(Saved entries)

========================================

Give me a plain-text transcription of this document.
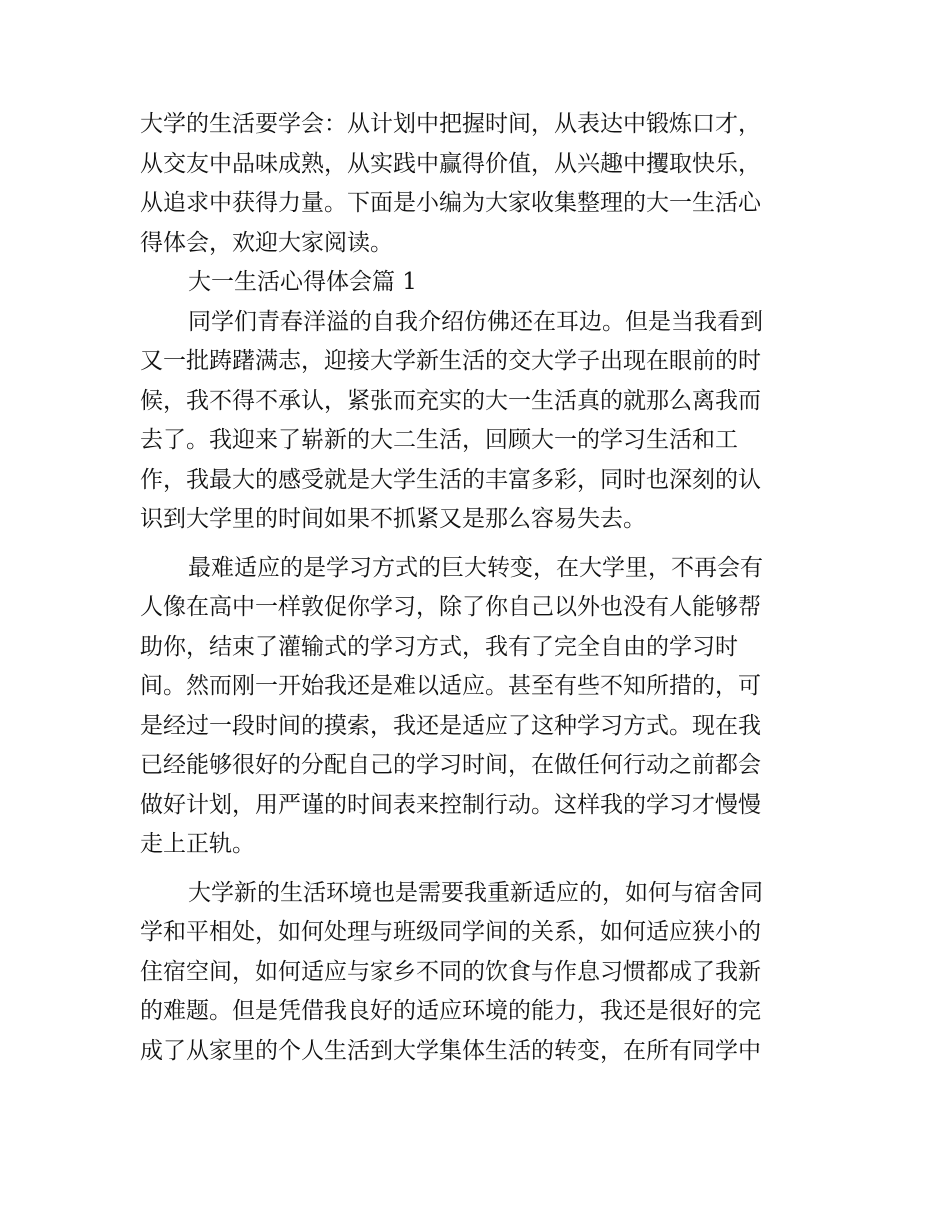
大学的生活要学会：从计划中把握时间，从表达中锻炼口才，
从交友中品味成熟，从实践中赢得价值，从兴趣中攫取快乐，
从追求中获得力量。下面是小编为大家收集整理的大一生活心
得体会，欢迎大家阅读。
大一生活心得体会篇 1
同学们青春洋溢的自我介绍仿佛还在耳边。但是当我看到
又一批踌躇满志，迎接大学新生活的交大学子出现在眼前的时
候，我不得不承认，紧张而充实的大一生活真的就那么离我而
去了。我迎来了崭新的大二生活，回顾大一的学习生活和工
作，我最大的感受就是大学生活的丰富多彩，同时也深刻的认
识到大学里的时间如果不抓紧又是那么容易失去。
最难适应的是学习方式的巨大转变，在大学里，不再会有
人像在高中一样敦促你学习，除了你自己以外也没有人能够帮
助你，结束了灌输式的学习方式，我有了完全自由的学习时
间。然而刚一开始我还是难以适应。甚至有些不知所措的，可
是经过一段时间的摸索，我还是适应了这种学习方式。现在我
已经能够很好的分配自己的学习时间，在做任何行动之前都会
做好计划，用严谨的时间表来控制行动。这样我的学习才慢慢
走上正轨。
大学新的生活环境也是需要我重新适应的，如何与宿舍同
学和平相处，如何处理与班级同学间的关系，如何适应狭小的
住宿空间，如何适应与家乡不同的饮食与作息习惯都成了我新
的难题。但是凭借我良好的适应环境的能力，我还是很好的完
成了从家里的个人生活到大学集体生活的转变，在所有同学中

========================================

WHAT IS BEING ASKED => Omit any images, then output the listing exactly.

EXERCISE RESPONSE =>
Give me a plain-text transcription of this document.
大学的生活要学会：从计划中把握时间，从表达中锻炼口才，
从交友中品味成熟，从实践中赢得价值，从兴趣中攫取快乐，
从追求中获得力量。下面是小编为大家收集整理的大一生活心
得体会，欢迎大家阅读。
大一生活心得体会篇 1
同学们青春洋溢的自我介绍仿佛还在耳边。但是当我看到
又一批踌躇满志，迎接大学新生活的交大学子出现在眼前的时
候，我不得不承认，紧张而充实的大一生活真的就那么离我而
去了。我迎来了崭新的大二生活，回顾大一的学习生活和工
作，我最大的感受就是大学生活的丰富多彩，同时也深刻的认
识到大学里的时间如果不抓紧又是那么容易失去。
最难适应的是学习方式的巨大转变，在大学里，不再会有
人像在高中一样敦促你学习，除了你自己以外也没有人能够帮
助你，结束了灌输式的学习方式，我有了完全自由的学习时
间。然而刚一开始我还是难以适应。甚至有些不知所措的，可
是经过一段时间的摸索，我还是适应了这种学习方式。现在我
已经能够很好的分配自己的学习时间，在做任何行动之前都会
做好计划，用严谨的时间表来控制行动。这样我的学习才慢慢
走上正轨。
大学新的生活环境也是需要我重新适应的，如何与宿舍同
学和平相处，如何处理与班级同学间的关系，如何适应狭小的
住宿空间，如何适应与家乡不同的饮食与作息习惯都成了我新
的难题。但是凭借我良好的适应环境的能力，我还是很好的完
成了从家里的个人生活到大学集体生活的转变，在所有同学中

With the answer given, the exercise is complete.